TASK –
Leave out the pictures; transcribe all else exactly.

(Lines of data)
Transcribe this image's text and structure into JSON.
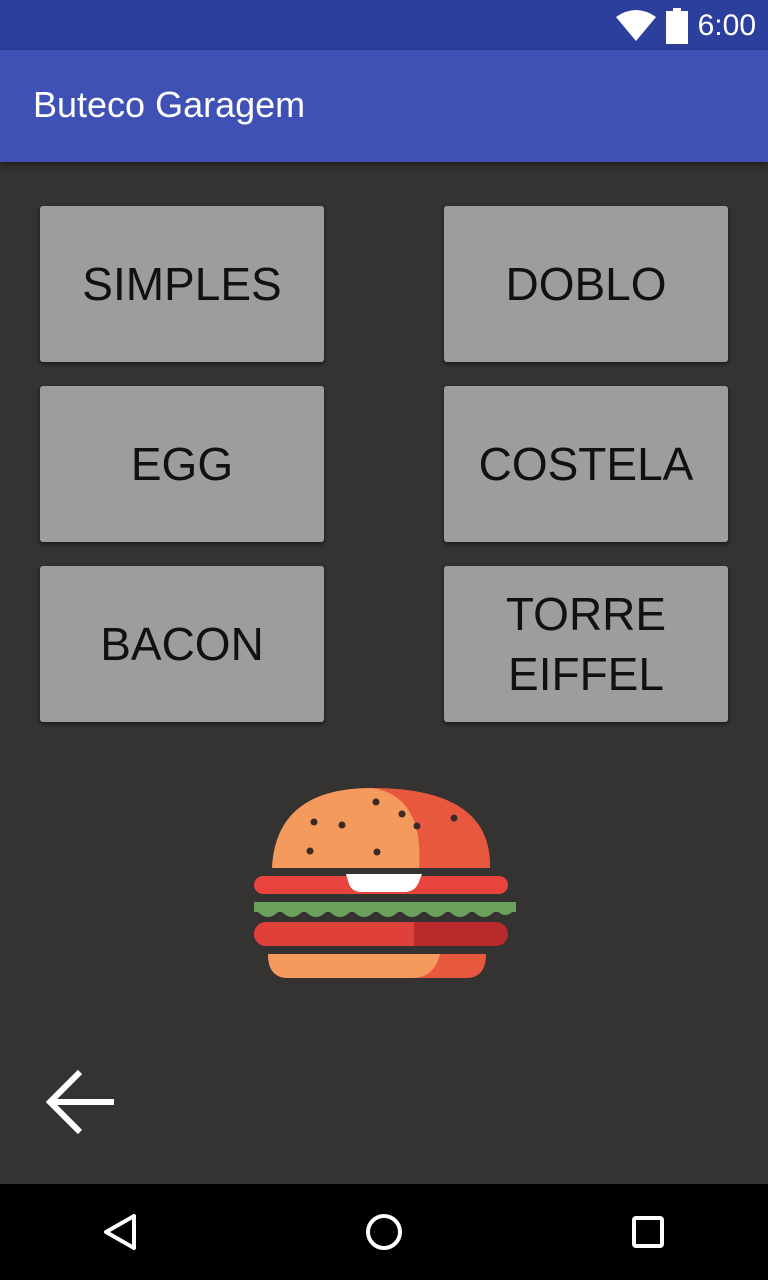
{
  "status_bar": {
    "time": "6:00",
    "icons": [
      "wifi-icon",
      "battery-icon"
    ]
  },
  "app_bar": {
    "title": "Buteco Garagem",
    "color": "#3f51b5"
  },
  "menu": {
    "buttons": [
      {
        "label": "SIMPLES"
      },
      {
        "label": "DOBLO"
      },
      {
        "label": "EGG"
      },
      {
        "label": "COSTELA"
      },
      {
        "label": "BACON"
      },
      {
        "label": "TORRE\nEIFFEL"
      }
    ]
  },
  "images": {
    "logo": "hamburger-icon",
    "back": "arrow-left-icon"
  },
  "navigation": {
    "icons": [
      "back-triangle-icon",
      "home-circle-icon",
      "recents-square-icon"
    ]
  }
}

THE SOLUTION –
Transcribe this image's text and structure into JSON.
{
  "status_bar": {
    "time": "6:00",
    "icons": [
      "wifi-icon",
      "battery-icon"
    ]
  },
  "app_bar": {
    "title": "Buteco Garagem",
    "color": "#3f51b5"
  },
  "menu": {
    "buttons": [
      {
        "label": "SIMPLES"
      },
      {
        "label": "DOBLO"
      },
      {
        "label": "EGG"
      },
      {
        "label": "COSTELA"
      },
      {
        "label": "BACON"
      },
      {
        "label": "TORRE\nEIFFEL"
      }
    ]
  },
  "images": {
    "logo": "hamburger-icon",
    "back": "arrow-left-icon"
  },
  "navigation": {
    "icons": [
      "back-triangle-icon",
      "home-circle-icon",
      "recents-square-icon"
    ]
  }
}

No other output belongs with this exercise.